_AIM OF THE EXERCISE_. Print the listing from its first line through the line containing "x-tick-label: 25 [524,550,548,575]", both included, copying each line unchanged.

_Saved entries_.
** BEGIN **
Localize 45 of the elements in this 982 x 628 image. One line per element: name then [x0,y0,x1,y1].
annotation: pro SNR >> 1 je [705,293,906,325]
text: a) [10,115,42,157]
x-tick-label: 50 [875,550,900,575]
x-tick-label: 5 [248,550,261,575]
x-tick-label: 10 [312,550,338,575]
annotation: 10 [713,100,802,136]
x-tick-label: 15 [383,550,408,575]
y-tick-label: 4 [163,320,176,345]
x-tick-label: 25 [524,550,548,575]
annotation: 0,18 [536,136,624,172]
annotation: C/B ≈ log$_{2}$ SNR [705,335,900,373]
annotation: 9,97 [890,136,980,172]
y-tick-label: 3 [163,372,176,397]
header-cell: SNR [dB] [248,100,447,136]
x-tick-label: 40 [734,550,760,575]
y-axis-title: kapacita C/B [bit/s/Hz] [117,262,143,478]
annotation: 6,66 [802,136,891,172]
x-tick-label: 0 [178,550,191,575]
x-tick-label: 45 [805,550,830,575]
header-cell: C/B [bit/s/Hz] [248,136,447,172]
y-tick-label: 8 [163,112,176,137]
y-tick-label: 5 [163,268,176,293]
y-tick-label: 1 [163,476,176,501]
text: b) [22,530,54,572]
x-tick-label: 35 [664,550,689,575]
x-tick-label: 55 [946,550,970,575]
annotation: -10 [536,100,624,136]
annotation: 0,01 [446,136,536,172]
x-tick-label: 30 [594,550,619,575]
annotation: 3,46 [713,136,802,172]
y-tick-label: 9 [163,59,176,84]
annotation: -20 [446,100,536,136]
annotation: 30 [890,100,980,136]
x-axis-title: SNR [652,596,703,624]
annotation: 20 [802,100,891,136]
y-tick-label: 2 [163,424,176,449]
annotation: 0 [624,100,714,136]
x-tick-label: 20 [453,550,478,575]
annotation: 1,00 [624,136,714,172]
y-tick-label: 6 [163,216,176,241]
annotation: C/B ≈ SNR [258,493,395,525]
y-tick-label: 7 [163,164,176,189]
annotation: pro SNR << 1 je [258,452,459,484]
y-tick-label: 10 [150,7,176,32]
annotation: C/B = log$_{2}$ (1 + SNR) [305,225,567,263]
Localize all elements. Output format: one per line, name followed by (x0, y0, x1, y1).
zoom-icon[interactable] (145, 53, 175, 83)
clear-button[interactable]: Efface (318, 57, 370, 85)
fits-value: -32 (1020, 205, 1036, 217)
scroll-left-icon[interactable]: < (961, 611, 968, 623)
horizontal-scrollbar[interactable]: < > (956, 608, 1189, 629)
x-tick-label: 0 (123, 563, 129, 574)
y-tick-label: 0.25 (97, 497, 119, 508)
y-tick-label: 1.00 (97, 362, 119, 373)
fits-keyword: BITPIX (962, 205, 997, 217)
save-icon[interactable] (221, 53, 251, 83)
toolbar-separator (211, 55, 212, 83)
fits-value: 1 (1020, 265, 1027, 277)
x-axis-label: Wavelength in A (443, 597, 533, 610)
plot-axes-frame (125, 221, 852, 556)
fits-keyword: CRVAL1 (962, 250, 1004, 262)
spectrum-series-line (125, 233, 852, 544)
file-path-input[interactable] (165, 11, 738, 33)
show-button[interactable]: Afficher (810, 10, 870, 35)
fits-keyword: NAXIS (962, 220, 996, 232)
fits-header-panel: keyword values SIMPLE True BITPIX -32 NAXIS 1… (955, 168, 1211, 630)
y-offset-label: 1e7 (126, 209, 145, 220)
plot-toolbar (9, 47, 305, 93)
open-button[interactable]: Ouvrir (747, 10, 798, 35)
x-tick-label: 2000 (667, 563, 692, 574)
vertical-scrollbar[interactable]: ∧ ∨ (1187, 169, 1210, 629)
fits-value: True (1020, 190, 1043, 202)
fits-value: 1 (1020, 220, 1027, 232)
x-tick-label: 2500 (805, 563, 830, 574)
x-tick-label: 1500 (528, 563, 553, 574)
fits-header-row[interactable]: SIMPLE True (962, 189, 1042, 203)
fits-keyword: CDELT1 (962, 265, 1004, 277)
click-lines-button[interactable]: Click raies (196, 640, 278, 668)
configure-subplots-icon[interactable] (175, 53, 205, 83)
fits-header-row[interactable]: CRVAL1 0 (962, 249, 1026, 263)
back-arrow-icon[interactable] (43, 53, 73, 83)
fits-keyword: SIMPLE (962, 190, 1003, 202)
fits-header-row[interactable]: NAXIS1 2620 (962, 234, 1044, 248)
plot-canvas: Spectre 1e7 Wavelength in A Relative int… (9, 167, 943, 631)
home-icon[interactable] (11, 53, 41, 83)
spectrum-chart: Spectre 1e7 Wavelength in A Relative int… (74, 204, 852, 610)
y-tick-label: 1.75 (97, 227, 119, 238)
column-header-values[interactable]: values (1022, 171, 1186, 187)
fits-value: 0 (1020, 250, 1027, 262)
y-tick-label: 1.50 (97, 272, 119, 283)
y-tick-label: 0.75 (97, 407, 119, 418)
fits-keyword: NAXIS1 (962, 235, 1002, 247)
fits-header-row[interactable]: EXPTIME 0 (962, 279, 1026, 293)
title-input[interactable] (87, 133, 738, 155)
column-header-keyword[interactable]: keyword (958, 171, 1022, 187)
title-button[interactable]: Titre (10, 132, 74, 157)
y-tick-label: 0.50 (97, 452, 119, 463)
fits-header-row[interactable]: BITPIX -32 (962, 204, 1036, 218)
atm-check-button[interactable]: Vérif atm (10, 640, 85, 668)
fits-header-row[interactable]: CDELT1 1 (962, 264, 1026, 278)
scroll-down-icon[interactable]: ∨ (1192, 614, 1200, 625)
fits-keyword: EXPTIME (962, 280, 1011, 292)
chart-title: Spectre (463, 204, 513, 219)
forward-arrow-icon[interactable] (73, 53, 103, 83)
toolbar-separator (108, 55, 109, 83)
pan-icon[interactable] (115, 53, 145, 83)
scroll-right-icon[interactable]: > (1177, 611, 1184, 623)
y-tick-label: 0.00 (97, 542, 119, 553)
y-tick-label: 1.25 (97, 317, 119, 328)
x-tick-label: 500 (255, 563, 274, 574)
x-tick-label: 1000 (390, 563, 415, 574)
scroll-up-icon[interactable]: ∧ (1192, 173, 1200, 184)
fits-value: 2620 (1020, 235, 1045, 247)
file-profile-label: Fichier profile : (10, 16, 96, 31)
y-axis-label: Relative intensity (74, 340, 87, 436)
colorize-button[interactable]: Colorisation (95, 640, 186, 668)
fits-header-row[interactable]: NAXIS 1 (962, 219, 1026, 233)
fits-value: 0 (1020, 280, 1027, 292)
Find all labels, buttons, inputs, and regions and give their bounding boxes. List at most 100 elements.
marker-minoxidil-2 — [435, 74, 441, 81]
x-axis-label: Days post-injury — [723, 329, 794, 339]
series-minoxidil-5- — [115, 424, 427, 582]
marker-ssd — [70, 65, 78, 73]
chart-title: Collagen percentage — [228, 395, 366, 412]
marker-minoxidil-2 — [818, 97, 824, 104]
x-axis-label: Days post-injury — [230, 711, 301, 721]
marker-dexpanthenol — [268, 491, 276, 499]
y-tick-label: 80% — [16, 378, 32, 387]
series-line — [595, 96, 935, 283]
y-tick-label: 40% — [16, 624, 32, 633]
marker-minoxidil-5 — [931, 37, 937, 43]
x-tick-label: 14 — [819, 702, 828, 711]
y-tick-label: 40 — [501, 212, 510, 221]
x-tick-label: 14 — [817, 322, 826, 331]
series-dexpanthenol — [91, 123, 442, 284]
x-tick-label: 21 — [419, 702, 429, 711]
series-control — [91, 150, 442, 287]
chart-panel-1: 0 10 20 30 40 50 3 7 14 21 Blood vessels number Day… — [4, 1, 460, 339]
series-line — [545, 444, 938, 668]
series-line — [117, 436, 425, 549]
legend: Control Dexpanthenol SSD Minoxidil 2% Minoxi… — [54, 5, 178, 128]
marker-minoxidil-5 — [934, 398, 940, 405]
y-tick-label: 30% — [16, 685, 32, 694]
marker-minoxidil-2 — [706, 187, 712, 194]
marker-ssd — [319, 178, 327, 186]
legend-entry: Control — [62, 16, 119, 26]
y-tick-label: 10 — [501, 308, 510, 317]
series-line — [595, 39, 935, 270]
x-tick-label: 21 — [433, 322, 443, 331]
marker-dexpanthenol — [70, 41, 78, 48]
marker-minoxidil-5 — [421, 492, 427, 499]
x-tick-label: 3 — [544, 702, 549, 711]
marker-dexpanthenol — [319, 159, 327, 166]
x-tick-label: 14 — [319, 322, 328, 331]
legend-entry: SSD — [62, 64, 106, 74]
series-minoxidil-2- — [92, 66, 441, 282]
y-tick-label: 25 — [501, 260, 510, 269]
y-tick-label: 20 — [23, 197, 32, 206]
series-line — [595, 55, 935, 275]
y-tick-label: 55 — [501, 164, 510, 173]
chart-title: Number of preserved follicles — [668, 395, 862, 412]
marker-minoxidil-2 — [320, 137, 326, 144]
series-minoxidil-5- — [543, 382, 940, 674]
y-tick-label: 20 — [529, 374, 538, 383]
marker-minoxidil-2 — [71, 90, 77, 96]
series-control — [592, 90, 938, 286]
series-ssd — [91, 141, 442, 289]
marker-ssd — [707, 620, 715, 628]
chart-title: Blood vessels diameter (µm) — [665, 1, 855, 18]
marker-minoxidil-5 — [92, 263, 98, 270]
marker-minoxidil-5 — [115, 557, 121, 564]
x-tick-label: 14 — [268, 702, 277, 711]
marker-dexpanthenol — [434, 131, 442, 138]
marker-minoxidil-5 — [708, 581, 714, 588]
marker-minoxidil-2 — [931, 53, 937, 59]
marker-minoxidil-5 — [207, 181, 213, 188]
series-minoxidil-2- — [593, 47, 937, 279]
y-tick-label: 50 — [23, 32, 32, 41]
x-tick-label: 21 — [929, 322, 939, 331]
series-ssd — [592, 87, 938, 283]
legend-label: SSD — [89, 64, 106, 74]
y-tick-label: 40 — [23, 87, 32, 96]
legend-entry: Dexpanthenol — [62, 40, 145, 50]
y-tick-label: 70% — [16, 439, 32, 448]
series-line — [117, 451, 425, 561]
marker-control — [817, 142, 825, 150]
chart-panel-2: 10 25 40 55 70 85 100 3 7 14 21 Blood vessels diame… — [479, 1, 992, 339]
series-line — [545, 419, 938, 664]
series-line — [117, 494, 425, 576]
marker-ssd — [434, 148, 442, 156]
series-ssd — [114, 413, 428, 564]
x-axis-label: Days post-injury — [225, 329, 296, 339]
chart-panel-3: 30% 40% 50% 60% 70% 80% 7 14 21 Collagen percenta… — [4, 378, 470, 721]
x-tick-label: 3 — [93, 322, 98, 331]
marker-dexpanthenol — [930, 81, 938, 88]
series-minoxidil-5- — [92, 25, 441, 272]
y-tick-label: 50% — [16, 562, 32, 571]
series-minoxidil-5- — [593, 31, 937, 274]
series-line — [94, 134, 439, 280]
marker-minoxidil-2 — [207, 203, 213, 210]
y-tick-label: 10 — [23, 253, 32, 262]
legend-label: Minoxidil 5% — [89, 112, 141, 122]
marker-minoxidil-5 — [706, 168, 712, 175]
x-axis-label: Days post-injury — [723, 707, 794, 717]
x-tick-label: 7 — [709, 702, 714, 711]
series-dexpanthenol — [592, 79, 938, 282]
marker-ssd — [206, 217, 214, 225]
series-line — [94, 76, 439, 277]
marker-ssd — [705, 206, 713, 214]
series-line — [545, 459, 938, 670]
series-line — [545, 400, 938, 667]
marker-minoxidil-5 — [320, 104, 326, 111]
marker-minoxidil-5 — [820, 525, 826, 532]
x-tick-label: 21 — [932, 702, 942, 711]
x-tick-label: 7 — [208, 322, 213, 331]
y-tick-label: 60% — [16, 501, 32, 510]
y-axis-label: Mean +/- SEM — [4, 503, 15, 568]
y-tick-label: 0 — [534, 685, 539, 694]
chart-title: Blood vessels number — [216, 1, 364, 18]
** END **
_REPLY_.
Localize 45 of the elements in this 982 x 628 image. One line per element: name then [x0,y0,x1,y1].
annotation: pro SNR >> 1 je [705,293,906,325]
text: a) [10,115,42,157]
x-tick-label: 50 [875,550,900,575]
x-tick-label: 5 [248,550,261,575]
x-tick-label: 10 [312,550,338,575]
annotation: 10 [713,100,802,136]
x-tick-label: 15 [383,550,408,575]
y-tick-label: 4 [163,320,176,345]
x-tick-label: 25 [524,550,548,575]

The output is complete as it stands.